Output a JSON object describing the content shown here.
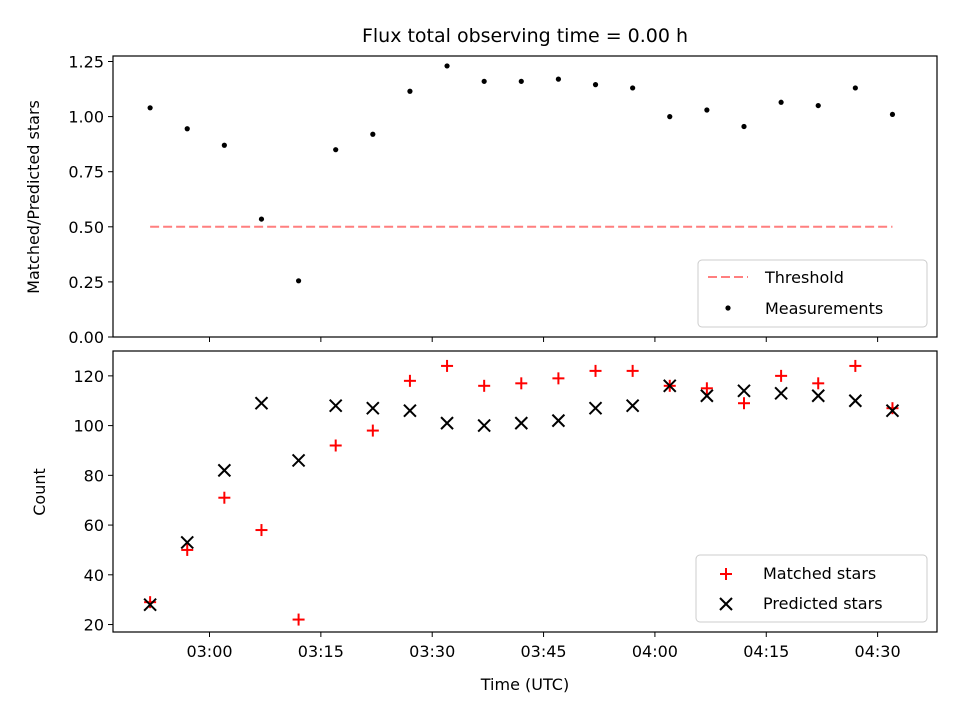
{
  "chart_data": [
    {
      "type": "scatter",
      "title": "Flux total observing time = 0.00 h",
      "xlabel": "",
      "ylabel": "Matched/Predicted stars",
      "ylim": [
        0,
        1.275
      ],
      "yticks": [
        "0.00",
        "0.25",
        "0.50",
        "0.75",
        "1.00",
        "1.25"
      ],
      "ytick_values": [
        0,
        0.25,
        0.5,
        0.75,
        1.0,
        1.25
      ],
      "x": [
        "02:52",
        "02:57",
        "03:02",
        "03:07",
        "03:12",
        "03:17",
        "03:22",
        "03:27",
        "03:32",
        "03:37",
        "03:42",
        "03:47",
        "03:52",
        "03:57",
        "04:02",
        "04:07",
        "04:12",
        "04:17",
        "04:22",
        "04:27",
        "04:32"
      ],
      "series": [
        {
          "name": "Measurements",
          "color": "#000000",
          "marker": "dot",
          "values": [
            1.04,
            0.945,
            0.87,
            0.535,
            0.255,
            0.85,
            0.92,
            1.115,
            1.23,
            1.16,
            1.16,
            1.17,
            1.145,
            1.13,
            1.0,
            1.03,
            0.955,
            1.065,
            1.05,
            1.13,
            1.01
          ]
        },
        {
          "name": "Threshold",
          "color": "#ff7f7f",
          "style": "dashed",
          "values": [
            0.5,
            0.5
          ]
        }
      ],
      "legend": {
        "position": "lower-right",
        "entries": [
          "Threshold",
          "Measurements"
        ]
      },
      "grid": false
    },
    {
      "type": "scatter",
      "title": "",
      "xlabel": "Time (UTC)",
      "ylabel": "Count",
      "ylim": [
        17,
        130
      ],
      "yticks": [
        "20",
        "40",
        "60",
        "80",
        "100",
        "120"
      ],
      "ytick_values": [
        20,
        40,
        60,
        80,
        100,
        120
      ],
      "xlim": [
        "02:47",
        "04:38"
      ],
      "xticks": [
        "03:00",
        "03:15",
        "03:30",
        "03:45",
        "04:00",
        "04:15",
        "04:30"
      ],
      "x": [
        "02:52",
        "02:57",
        "03:02",
        "03:07",
        "03:12",
        "03:17",
        "03:22",
        "03:27",
        "03:32",
        "03:37",
        "03:42",
        "03:47",
        "03:52",
        "03:57",
        "04:02",
        "04:07",
        "04:12",
        "04:17",
        "04:22",
        "04:27",
        "04:32"
      ],
      "series": [
        {
          "name": "Matched stars",
          "color": "#ff0000",
          "marker": "plus",
          "values": [
            29,
            50,
            71,
            58,
            22,
            92,
            98,
            118,
            124,
            116,
            117,
            119,
            122,
            122,
            116,
            115,
            109,
            120,
            117,
            124,
            107
          ]
        },
        {
          "name": "Predicted stars",
          "color": "#000000",
          "marker": "x",
          "values": [
            28,
            53,
            82,
            109,
            86,
            108,
            107,
            106,
            101,
            100,
            101,
            102,
            107,
            108,
            116,
            112,
            114,
            113,
            112,
            110,
            106
          ]
        }
      ],
      "legend": {
        "position": "lower-right",
        "entries": [
          "Matched stars",
          "Predicted stars"
        ]
      },
      "grid": false
    }
  ]
}
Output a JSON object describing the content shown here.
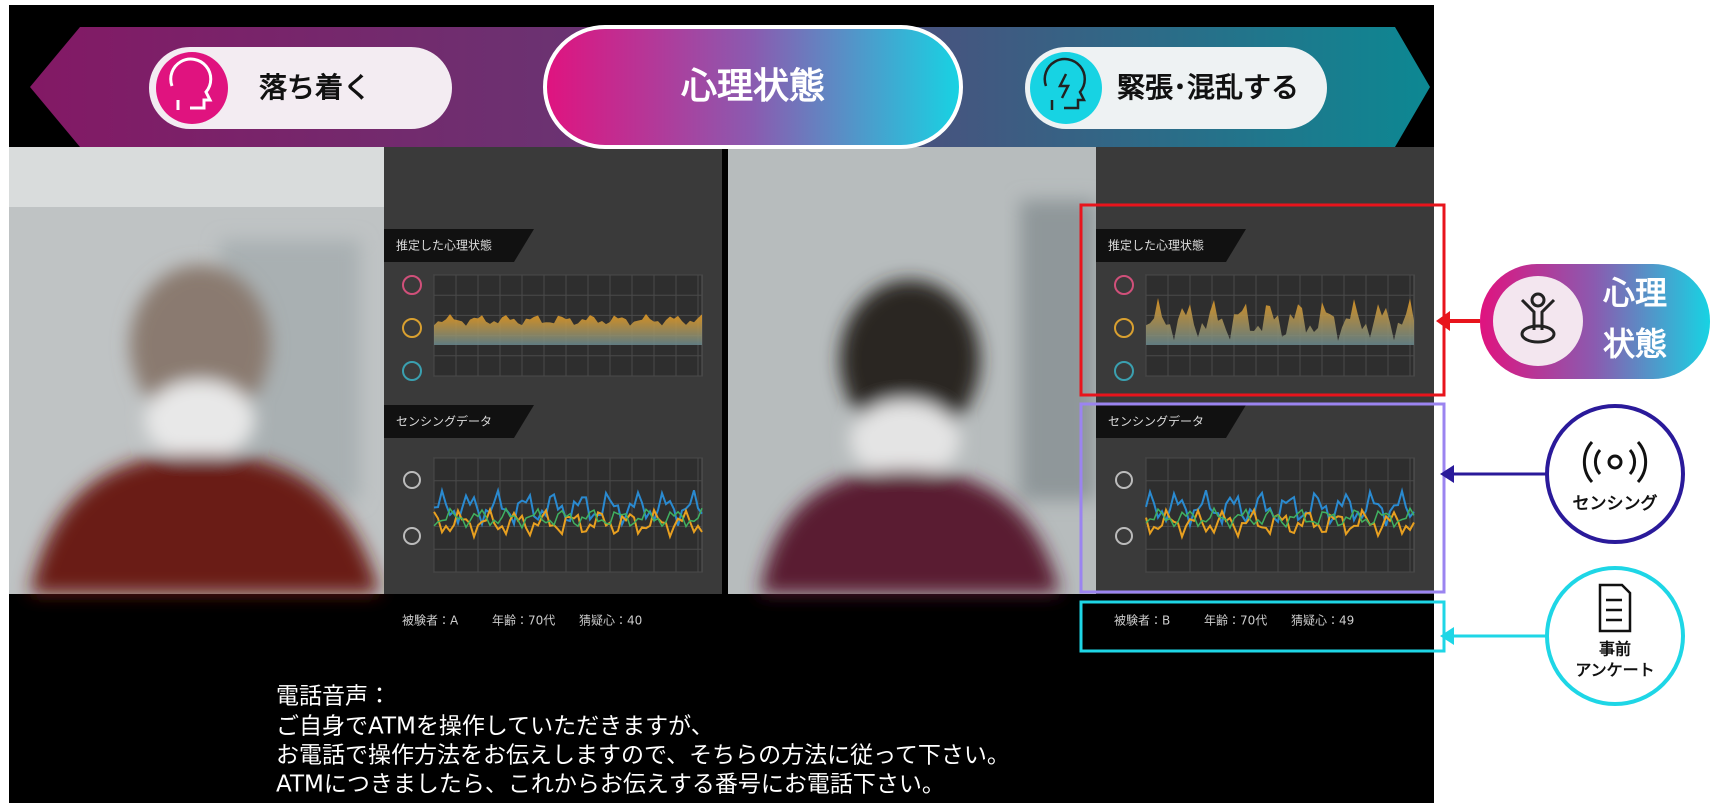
{
  "banner": {
    "left": "落ち着く",
    "center": "心理状態",
    "right": "緊張･混乱する"
  },
  "panels": [
    {
      "state_label": "推定した心理状態",
      "sensing_label": "センシングデータ",
      "subject": "被験者：A",
      "age": "年齢：70代",
      "suspicion": "猜疑心：40"
    },
    {
      "state_label": "推定した心理状態",
      "sensing_label": "センシングデータ",
      "subject": "被験者：B",
      "age": "年齢：70代",
      "suspicion": "猜疑心：49"
    }
  ],
  "subtitle": [
    "電話音声：",
    "ご自身でATMを操作していただきますが、",
    "お電話で操作方法をお伝えしますので、そちらの方法に従って下さい。",
    "ATMにつきましたら、これからお伝えする番号にお電話下さい。"
  ],
  "side_labels": {
    "psych": [
      "心理",
      "状態"
    ],
    "sensing": "センシング",
    "survey": [
      "事前",
      "アンケート"
    ]
  }
}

**********

# WHAT THE TASK ASKS
Return nothing except the number of lines that include the string "Predicted".

# RESPONSE TO THE EXERCISE
3